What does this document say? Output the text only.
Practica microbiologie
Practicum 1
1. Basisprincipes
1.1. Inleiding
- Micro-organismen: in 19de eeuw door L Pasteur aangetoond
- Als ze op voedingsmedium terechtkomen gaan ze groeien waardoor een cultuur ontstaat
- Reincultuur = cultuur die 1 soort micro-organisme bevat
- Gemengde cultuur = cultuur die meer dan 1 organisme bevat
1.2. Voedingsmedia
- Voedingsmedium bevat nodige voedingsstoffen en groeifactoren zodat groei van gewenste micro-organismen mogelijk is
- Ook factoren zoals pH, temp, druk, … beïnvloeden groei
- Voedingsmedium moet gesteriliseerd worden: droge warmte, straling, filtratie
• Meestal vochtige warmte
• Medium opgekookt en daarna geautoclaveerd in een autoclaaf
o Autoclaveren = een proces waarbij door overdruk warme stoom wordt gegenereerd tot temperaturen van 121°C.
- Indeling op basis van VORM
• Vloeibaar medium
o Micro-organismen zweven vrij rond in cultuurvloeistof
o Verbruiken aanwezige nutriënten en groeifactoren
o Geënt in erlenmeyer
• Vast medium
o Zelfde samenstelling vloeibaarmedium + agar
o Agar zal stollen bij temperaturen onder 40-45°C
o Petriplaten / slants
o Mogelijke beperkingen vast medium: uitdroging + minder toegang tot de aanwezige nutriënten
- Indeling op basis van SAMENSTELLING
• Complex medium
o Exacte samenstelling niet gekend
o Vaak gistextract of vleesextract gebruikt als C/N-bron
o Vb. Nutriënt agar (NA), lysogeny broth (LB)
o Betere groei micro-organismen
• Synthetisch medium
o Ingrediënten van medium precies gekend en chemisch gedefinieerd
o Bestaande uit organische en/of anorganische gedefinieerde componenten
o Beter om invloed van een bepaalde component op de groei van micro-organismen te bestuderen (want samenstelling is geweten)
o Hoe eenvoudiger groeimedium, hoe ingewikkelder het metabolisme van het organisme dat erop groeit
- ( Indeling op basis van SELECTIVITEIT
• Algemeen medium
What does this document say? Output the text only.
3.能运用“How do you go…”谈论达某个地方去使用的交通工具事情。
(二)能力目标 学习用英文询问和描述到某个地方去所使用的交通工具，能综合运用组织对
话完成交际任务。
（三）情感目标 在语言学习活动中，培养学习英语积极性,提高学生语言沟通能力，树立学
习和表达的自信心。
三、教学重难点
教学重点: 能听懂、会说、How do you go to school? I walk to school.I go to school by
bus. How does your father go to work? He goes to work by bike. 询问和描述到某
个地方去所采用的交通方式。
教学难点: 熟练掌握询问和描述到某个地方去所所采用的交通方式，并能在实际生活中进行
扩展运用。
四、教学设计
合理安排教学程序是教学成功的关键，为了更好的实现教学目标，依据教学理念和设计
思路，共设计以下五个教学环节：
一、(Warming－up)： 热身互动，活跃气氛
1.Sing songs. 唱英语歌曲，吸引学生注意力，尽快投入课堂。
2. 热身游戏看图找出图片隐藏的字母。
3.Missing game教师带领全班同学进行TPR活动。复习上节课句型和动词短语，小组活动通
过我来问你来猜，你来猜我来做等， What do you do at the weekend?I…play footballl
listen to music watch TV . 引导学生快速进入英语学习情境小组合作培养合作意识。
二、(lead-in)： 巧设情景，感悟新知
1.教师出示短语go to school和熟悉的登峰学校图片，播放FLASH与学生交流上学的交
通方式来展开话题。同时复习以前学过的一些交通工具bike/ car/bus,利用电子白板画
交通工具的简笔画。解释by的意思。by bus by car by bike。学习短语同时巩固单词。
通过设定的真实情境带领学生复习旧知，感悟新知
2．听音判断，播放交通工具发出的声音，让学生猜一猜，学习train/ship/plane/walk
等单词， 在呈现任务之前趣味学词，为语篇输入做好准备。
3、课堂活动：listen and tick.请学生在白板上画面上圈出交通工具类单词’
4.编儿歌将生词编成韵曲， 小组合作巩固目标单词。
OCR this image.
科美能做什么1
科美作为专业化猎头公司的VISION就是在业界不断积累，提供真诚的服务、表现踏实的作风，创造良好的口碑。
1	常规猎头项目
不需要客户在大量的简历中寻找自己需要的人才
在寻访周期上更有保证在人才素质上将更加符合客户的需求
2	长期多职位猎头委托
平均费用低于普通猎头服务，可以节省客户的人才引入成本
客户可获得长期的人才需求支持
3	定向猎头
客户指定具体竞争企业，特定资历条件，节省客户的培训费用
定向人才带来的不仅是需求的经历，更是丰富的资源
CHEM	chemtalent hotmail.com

◇ ◇ ◇

▶ [Task to complete] Set down the material above again, word for word.

▶ [Output of the exercise]
What does this document say? Output the text only.
Practica microbiologie
Practicum 1
1. Basisprincipes
1.1. Inleiding
- Micro-organismen: in 19de eeuw door L Pasteur aangetoond
- Als ze op voedingsmedium terechtkomen gaan ze groeien waardoor een cultuur ontstaat
- Reincultuur = cultuur die 1 soort micro-organisme bevat
- Gemengde cultuur = cultuur die meer dan 1 organisme bevat
1.2. Voedingsmedia
- Voedingsmedium bevat nodige voedingsstoffen en groeifactoren zodat groei van gewenste micro-organismen mogelijk is
- Ook factoren zoals pH, temp, druk, … beïnvloeden groei
- Voedingsmedium moet gesteriliseerd worden: droge warmte, straling, filtratie
• Meestal vochtige warmte
• Medium opgekookt en daarna geautoclaveerd in een autoclaaf
o Autoclaveren = een proces waarbij door overdruk warme stoom wordt gegenereerd tot temperaturen van 121°C.
- Indeling op basis van VORM
• Vloeibaar medium
o Micro-organismen zweven vrij rond in cultuurvloeistof
o Verbruiken aanwezige nutriënten en groeifactoren
o Geënt in erlenmeyer
• Vast medium
o Zelfde samenstelling vloeibaarmedium + agar
o Agar zal stollen bij temperaturen onder 40-45°C
o Petriplaten / slants
o Mogelijke beperkingen vast medium: uitdroging + minder toegang tot de aanwezige nutriënten
- Indeling op basis van SAMENSTELLING
• Complex medium
o Exacte samenstelling niet gekend
o Vaak gistextract of vleesextract gebruikt als C/N-bron
o Vb. Nutriënt agar (NA), lysogeny broth (LB)
o Betere groei micro-organismen
• Synthetisch medium
o Ingrediënten van medium precies gekend en chemisch gedefinieerd
o Bestaande uit organische en/of anorganische gedefinieerde componenten
o Beter om invloed van een bepaalde component op de groei van micro-organismen te bestuderen (want samenstelling is geweten)
o Hoe eenvoudiger groeimedium, hoe ingewikkelder het metabolisme van het organisme dat erop groeit
- ( Indeling op basis van SELECTIVITEIT
• Algemeen medium
What does this document say? Output the text only.
3.能运用“How do you go…”谈论达某个地方去使用的交通工具事情。
(二)能力目标 学习用英文询问和描述到某个地方去所使用的交通工具，能综合运用组织对
话完成交际任务。
（三）情感目标 在语言学习活动中，培养学习英语积极性,提高学生语言沟通能力，树立学
习和表达的自信心。
三、教学重难点
教学重点: 能听懂、会说、How do you go to school? I walk to school.I go to school by
bus. How does your father go to work? He goes to work by bike. 询问和描述到某
个地方去所采用的交通方式。
教学难点: 熟练掌握询问和描述到某个地方去所所采用的交通方式，并能在实际生活中进行
扩展运用。
四、教学设计
合理安排教学程序是教学成功的关键，为了更好的实现教学目标，依据教学理念和设计
思路，共设计以下五个教学环节：
一、(Warming－up)： 热身互动，活跃气氛
1.Sing songs. 唱英语歌曲，吸引学生注意力，尽快投入课堂。
2. 热身游戏看图找出图片隐藏的字母。
3.Missing game教师带领全班同学进行TPR活动。复习上节课句型和动词短语，小组活动通
过我来问你来猜，你来猜我来做等， What do you do at the weekend?I…play footballl
listen to music watch TV . 引导学生快速进入英语学习情境小组合作培养合作意识。
二、(lead-in)： 巧设情景，感悟新知
1.教师出示短语go to school和熟悉的登峰学校图片，播放FLASH与学生交流上学的交
通方式来展开话题。同时复习以前学过的一些交通工具bike/ car/bus,利用电子白板画
交通工具的简笔画。解释by的意思。by bus by car by bike。学习短语同时巩固单词。
通过设定的真实情境带领学生复习旧知，感悟新知
2．听音判断，播放交通工具发出的声音，让学生猜一猜，学习train/ship/plane/walk
等单词， 在呈现任务之前趣味学词，为语篇输入做好准备。
3、课堂活动：listen and tick.请学生在白板上画面上圈出交通工具类单词’
4.编儿歌将生词编成韵曲， 小组合作巩固目标单词。
OCR this image.
科美能做什么1
科美作为专业化猎头公司的VISION就是在业界不断积累，提供真诚的服务、表现踏实的作风，创造良好的口碑。
1	常规猎头项目
不需要客户在大量的简历中寻找自己需要的人才
在寻访周期上更有保证在人才素质上将更加符合客户的需求
2	长期多职位猎头委托
平均费用低于普通猎头服务，可以节省客户的人才引入成本
客户可获得长期的人才需求支持
3	定向猎头
客户指定具体竞争企业，特定资历条件，节省客户的培训费用
定向人才带来的不仅是需求的经历，更是丰富的资源
CHEM	chemtalent hotmail.com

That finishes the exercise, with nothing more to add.